'''

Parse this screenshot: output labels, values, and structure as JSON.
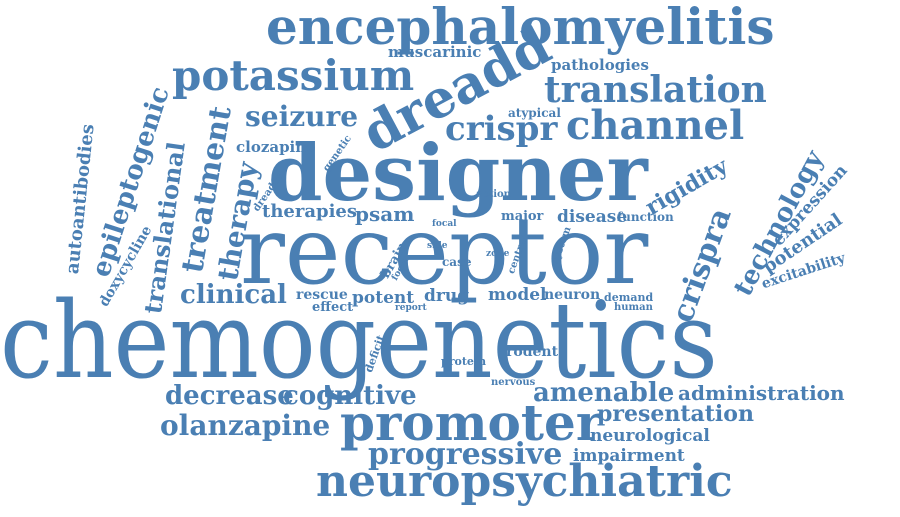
{
  "theme": {
    "word_color": "#4a7fb3",
    "background": "#ffffff"
  },
  "words": [
    "chemogenetics",
    "receptor",
    "designer",
    "neuropsychiatric",
    "promoter",
    "encephalomyelitis",
    "potassium",
    "dreadd",
    "translation",
    "channel",
    "crispr",
    "seizure",
    "treatment",
    "therapy",
    "epileptogenic",
    "translational",
    "autoantibodies",
    "clinical",
    "technology",
    "crispra",
    "rigidity",
    "expression",
    "potential",
    "excitability",
    "progressive",
    "olanzapine",
    "cognitive",
    "decrease",
    "amenable",
    "administration",
    "presentation",
    "neurological",
    "impairment",
    "muscarinic",
    "pathologies",
    "atypical",
    "clozapine",
    "genetic",
    "dreadds",
    "therapies",
    "psam",
    "major",
    "disease",
    "function",
    "action",
    "focal",
    "side",
    "case",
    "zone",
    "central",
    "system",
    "brain",
    "focus",
    "doxycycline",
    "rescue",
    "effect",
    "potent",
    "drug",
    "model",
    "neuron",
    "demand",
    "human",
    "report",
    "deficit",
    "protein",
    "rodent",
    "nervous"
  ]
}
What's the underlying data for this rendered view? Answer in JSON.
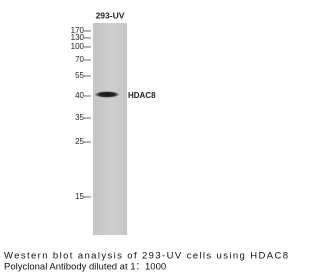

'''

Repeat the data exactly, excluding the pictures.

*Expected answer*:
Parse this screenshot: output labels, values, and structure as JSON.
{
  "theme": {
    "word_color": "#4a7fb3",
    "background": "#ffffff"
  },
  "words": [
    "chemogenetics",
    "receptor",
    "designer",
    "neuropsychiatric",
    "promoter",
    "encephalomyelitis",
    "potassium",
    "dreadd",
    "translation",
    "channel",
    "crispr",
    "seizure",
    "treatment",
    "therapy",
    "epileptogenic",
    "translational",
    "autoantibodies",
    "clinical",
    "technology",
    "crispra",
    "rigidity",
    "expression",
    "potential",
    "excitability",
    "progressive",
    "olanzapine",
    "cognitive",
    "decrease",
    "amenable",
    "administration",
    "presentation",
    "neurological",
    "impairment",
    "muscarinic",
    "pathologies",
    "atypical",
    "clozapine",
    "genetic",
    "dreadds",
    "therapies",
    "psam",
    "major",
    "disease",
    "function",
    "action",
    "focal",
    "side",
    "case",
    "zone",
    "central",
    "system",
    "brain",
    "focus",
    "doxycycline",
    "rescue",
    "effect",
    "potent",
    "drug",
    "model",
    "neuron",
    "demand",
    "human",
    "report",
    "deficit",
    "protein",
    "rodent",
    "nervous"
  ]
}
What's the underlying data for this rendered view? Answer in JSON.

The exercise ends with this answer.